Stated exercise: Write out the whole listing exactly as it stands.

Data to process:
★ ★ ★ ★

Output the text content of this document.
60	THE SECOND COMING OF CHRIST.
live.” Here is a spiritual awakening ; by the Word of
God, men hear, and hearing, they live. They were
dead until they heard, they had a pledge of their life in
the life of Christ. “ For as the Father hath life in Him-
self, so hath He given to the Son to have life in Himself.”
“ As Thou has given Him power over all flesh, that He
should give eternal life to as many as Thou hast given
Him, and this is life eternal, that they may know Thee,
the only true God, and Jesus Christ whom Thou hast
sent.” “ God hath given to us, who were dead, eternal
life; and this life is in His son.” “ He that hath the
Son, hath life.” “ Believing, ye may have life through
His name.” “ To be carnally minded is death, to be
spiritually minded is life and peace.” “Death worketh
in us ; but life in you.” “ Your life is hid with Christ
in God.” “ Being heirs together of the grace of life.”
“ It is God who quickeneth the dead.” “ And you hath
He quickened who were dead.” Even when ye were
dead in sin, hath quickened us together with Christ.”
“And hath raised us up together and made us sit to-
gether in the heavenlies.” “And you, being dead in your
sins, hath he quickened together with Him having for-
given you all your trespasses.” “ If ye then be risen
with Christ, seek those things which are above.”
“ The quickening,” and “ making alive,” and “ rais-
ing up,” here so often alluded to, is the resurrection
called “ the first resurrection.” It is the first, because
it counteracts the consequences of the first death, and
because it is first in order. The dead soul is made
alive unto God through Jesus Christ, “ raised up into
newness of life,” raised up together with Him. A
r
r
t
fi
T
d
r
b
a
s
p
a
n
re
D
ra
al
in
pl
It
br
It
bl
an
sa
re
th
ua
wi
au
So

★ ★ ★ ★

Output below:
Output the text content of this document.
60	THE SECOND COMING OF CHRIST.
live.” Here is a spiritual awakening ; by the Word of
God, men hear, and hearing, they live. They were
dead until they heard, they had a pledge of their life in
the life of Christ. “ For as the Father hath life in Him-
self, so hath He given to the Son to have life in Himself.”
“ As Thou has given Him power over all flesh, that He
should give eternal life to as many as Thou hast given
Him, and this is life eternal, that they may know Thee,
the only true God, and Jesus Christ whom Thou hast
sent.” “ God hath given to us, who were dead, eternal
life; and this life is in His son.” “ He that hath the
Son, hath life.” “ Believing, ye may have life through
His name.” “ To be carnally minded is death, to be
spiritually minded is life and peace.” “Death worketh
in us ; but life in you.” “ Your life is hid with Christ
in God.” “ Being heirs together of the grace of life.”
“ It is God who quickeneth the dead.” “ And you hath
He quickened who were dead.” Even when ye were
dead in sin, hath quickened us together with Christ.”
“And hath raised us up together and made us sit to-
gether in the heavenlies.” “And you, being dead in your
sins, hath he quickened together with Him having for-
given you all your trespasses.” “ If ye then be risen
with Christ, seek those things which are above.”
“ The quickening,” and “ making alive,” and “ rais-
ing up,” here so often alluded to, is the resurrection
called “ the first resurrection.” It is the first, because
it counteracts the consequences of the first death, and
because it is first in order. The dead soul is made
alive unto God through Jesus Christ, “ raised up into
newness of life,” raised up together with Him. A
r
r
t
fi
T
d
r
b
a
s
p
a
n
re
D
ra
al
in
pl
It
br
It
bl
an
sa
re
th
ua
wi
au
So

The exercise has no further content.